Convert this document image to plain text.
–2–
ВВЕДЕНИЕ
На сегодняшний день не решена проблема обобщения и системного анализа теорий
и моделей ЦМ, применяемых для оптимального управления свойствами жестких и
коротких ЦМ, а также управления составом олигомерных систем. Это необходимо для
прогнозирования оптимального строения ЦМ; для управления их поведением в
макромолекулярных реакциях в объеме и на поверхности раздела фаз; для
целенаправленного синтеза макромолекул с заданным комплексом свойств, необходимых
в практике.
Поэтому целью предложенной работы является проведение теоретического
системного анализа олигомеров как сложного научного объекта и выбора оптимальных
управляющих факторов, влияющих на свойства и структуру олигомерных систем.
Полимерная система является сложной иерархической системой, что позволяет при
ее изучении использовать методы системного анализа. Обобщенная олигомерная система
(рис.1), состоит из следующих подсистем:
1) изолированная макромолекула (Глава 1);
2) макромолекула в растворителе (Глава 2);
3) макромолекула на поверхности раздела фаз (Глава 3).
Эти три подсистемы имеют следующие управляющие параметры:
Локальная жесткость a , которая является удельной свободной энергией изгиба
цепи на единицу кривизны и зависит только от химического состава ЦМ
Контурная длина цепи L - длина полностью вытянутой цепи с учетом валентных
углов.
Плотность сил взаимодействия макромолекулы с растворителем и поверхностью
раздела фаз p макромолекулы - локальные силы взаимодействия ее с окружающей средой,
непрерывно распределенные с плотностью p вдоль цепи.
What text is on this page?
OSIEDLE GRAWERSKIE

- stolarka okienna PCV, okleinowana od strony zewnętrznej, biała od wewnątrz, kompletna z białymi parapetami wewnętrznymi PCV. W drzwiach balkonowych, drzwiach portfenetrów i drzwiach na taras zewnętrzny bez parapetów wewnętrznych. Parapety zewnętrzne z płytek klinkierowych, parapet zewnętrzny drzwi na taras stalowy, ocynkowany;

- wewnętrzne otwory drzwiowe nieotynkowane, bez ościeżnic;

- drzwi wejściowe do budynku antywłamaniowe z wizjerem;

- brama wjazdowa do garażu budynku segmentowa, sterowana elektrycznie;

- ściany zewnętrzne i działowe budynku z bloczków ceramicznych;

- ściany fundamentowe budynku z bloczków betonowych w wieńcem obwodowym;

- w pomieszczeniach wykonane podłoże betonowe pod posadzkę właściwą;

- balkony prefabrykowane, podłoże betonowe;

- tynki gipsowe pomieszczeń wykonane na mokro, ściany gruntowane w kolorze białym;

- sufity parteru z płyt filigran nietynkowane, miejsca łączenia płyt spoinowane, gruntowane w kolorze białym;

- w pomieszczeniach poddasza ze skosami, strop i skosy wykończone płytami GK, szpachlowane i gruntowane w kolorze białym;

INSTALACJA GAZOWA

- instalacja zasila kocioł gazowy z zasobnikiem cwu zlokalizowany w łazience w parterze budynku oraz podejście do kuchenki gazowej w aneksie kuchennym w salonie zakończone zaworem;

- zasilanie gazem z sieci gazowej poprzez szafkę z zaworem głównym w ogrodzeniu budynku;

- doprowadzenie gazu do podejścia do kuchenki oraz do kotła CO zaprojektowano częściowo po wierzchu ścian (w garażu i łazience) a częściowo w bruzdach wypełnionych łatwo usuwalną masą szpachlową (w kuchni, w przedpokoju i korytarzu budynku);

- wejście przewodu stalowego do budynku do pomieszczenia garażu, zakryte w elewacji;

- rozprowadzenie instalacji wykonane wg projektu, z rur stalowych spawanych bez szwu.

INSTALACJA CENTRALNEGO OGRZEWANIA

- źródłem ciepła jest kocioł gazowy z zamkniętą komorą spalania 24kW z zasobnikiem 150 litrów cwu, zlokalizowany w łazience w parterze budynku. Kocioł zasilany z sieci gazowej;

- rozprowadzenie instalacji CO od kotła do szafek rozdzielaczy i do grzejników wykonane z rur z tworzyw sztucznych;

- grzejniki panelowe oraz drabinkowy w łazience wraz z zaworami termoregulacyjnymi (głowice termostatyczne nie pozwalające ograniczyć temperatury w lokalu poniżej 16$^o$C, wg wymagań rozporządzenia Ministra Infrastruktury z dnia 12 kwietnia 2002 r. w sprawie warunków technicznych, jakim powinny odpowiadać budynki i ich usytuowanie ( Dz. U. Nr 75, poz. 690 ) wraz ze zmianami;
──────────────────────────────
**Task goal**:
Please output the complete data exactly.

**Full output**:
Convert this document image to plain text.
–2–
ВВЕДЕНИЕ
На сегодняшний день не решена проблема обобщения и системного анализа теорий
и моделей ЦМ, применяемых для оптимального управления свойствами жестких и
коротких ЦМ, а также управления составом олигомерных систем. Это необходимо для
прогнозирования оптимального строения ЦМ; для управления их поведением в
макромолекулярных реакциях в объеме и на поверхности раздела фаз; для
целенаправленного синтеза макромолекул с заданным комплексом свойств, необходимых
в практике.
Поэтому целью предложенной работы является проведение теоретического
системного анализа олигомеров как сложного научного объекта и выбора оптимальных
управляющих факторов, влияющих на свойства и структуру олигомерных систем.
Полимерная система является сложной иерархической системой, что позволяет при
ее изучении использовать методы системного анализа. Обобщенная олигомерная система
(рис.1), состоит из следующих подсистем:
1) изолированная макромолекула (Глава 1);
2) макромолекула в растворителе (Глава 2);
3) макромолекула на поверхности раздела фаз (Глава 3).
Эти три подсистемы имеют следующие управляющие параметры:
Локальная жесткость a , которая является удельной свободной энергией изгиба
цепи на единицу кривизны и зависит только от химического состава ЦМ
Контурная длина цепи L - длина полностью вытянутой цепи с учетом валентных
углов.
Плотность сил взаимодействия макромолекулы с растворителем и поверхностью
раздела фаз p макромолекулы - локальные силы взаимодействия ее с окружающей средой,
непрерывно распределенные с плотностью p вдоль цепи.
What text is on this page?
OSIEDLE GRAWERSKIE

- stolarka okienna PCV, okleinowana od strony zewnętrznej, biała od wewnątrz, kompletna z białymi parapetami wewnętrznymi PCV. W drzwiach balkonowych, drzwiach portfenetrów i drzwiach na taras zewnętrzny bez parapetów wewnętrznych. Parapety zewnętrzne z płytek klinkierowych, parapet zewnętrzny drzwi na taras stalowy, ocynkowany;

- wewnętrzne otwory drzwiowe nieotynkowane, bez ościeżnic;

- drzwi wejściowe do budynku antywłamaniowe z wizjerem;

- brama wjazdowa do garażu budynku segmentowa, sterowana elektrycznie;

- ściany zewnętrzne i działowe budynku z bloczków ceramicznych;

- ściany fundamentowe budynku z bloczków betonowych w wieńcem obwodowym;

- w pomieszczeniach wykonane podłoże betonowe pod posadzkę właściwą;

- balkony prefabrykowane, podłoże betonowe;

- tynki gipsowe pomieszczeń wykonane na mokro, ściany gruntowane w kolorze białym;

- sufity parteru z płyt filigran nietynkowane, miejsca łączenia płyt spoinowane, gruntowane w kolorze białym;

- w pomieszczeniach poddasza ze skosami, strop i skosy wykończone płytami GK, szpachlowane i gruntowane w kolorze białym;

INSTALACJA GAZOWA

- instalacja zasila kocioł gazowy z zasobnikiem cwu zlokalizowany w łazience w parterze budynku oraz podejście do kuchenki gazowej w aneksie kuchennym w salonie zakończone zaworem;

- zasilanie gazem z sieci gazowej poprzez szafkę z zaworem głównym w ogrodzeniu budynku;

- doprowadzenie gazu do podejścia do kuchenki oraz do kotła CO zaprojektowano częściowo po wierzchu ścian (w garażu i łazience) a częściowo w bruzdach wypełnionych łatwo usuwalną masą szpachlową (w kuchni, w przedpokoju i korytarzu budynku);

- wejście przewodu stalowego do budynku do pomieszczenia garażu, zakryte w elewacji;

- rozprowadzenie instalacji wykonane wg projektu, z rur stalowych spawanych bez szwu.

INSTALACJA CENTRALNEGO OGRZEWANIA

- źródłem ciepła jest kocioł gazowy z zamkniętą komorą spalania 24kW z zasobnikiem 150 litrów cwu, zlokalizowany w łazience w parterze budynku. Kocioł zasilany z sieci gazowej;

- rozprowadzenie instalacji CO od kotła do szafek rozdzielaczy i do grzejników wykonane z rur z tworzyw sztucznych;

- grzejniki panelowe oraz drabinkowy w łazience wraz z zaworami termoregulacyjnymi (głowice termostatyczne nie pozwalające ograniczyć temperatury w lokalu poniżej 16$^o$C, wg wymagań rozporządzenia Ministra Infrastruktury z dnia 12 kwietnia 2002 r. w sprawie warunków technicznych, jakim powinny odpowiadać budynki i ich usytuowanie ( Dz. U. Nr 75, poz. 690 ) wraz ze zmianami;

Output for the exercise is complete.